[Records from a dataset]
···

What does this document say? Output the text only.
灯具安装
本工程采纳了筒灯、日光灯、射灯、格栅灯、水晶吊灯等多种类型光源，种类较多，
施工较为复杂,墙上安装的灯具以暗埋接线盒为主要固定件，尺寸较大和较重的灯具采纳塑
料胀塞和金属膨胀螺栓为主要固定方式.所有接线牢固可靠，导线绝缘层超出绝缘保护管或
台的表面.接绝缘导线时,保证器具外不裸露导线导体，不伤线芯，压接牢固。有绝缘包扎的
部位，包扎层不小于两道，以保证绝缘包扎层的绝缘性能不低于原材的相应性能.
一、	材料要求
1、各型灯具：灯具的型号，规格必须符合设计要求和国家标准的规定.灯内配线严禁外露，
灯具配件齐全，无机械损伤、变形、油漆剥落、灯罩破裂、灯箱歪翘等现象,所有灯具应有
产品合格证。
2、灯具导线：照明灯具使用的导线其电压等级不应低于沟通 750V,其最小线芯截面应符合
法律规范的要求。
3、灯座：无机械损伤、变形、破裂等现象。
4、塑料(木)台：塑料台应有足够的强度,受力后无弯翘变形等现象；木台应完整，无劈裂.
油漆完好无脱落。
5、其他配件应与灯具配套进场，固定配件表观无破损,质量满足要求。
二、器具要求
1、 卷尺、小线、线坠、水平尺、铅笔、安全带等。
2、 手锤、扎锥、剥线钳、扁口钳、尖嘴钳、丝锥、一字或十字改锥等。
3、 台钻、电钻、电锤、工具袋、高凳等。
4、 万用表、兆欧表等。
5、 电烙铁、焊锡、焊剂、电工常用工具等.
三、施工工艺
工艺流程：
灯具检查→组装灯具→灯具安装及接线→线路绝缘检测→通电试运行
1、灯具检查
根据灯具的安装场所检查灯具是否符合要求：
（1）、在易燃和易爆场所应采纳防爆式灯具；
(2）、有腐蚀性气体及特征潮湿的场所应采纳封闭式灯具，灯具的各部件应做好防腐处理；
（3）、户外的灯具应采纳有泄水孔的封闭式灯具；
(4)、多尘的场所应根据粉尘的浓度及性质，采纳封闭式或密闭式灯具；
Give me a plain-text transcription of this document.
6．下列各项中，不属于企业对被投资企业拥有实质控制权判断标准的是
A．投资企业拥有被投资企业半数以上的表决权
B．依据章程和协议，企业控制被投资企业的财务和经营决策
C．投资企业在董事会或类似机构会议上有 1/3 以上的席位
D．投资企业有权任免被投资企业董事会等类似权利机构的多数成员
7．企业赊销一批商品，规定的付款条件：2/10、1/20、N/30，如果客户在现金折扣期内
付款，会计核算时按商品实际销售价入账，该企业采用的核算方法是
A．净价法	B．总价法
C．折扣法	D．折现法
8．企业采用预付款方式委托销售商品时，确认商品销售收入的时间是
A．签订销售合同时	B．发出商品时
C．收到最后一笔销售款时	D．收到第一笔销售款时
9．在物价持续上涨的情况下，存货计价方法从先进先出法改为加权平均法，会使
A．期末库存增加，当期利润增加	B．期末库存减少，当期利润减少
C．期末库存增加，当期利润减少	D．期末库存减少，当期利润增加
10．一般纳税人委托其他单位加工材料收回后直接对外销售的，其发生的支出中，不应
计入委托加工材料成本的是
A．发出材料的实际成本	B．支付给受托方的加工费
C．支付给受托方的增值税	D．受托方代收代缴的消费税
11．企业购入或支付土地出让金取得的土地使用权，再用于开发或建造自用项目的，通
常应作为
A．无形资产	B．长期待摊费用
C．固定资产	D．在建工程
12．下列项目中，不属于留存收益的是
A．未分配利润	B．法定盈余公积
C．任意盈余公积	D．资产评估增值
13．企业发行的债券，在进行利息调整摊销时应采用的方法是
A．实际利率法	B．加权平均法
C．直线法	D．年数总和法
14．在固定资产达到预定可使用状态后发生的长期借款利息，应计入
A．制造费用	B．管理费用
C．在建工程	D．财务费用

···

## Problem statement
Copy each line containing the word "当期利润增加" from the data.

## Solution for this exercise
A．期末库存增加，当期利润增加	B．期末库存减少，当期利润减少
C．期末库存增加，当期利润减少	D．期末库存减少，当期利润增加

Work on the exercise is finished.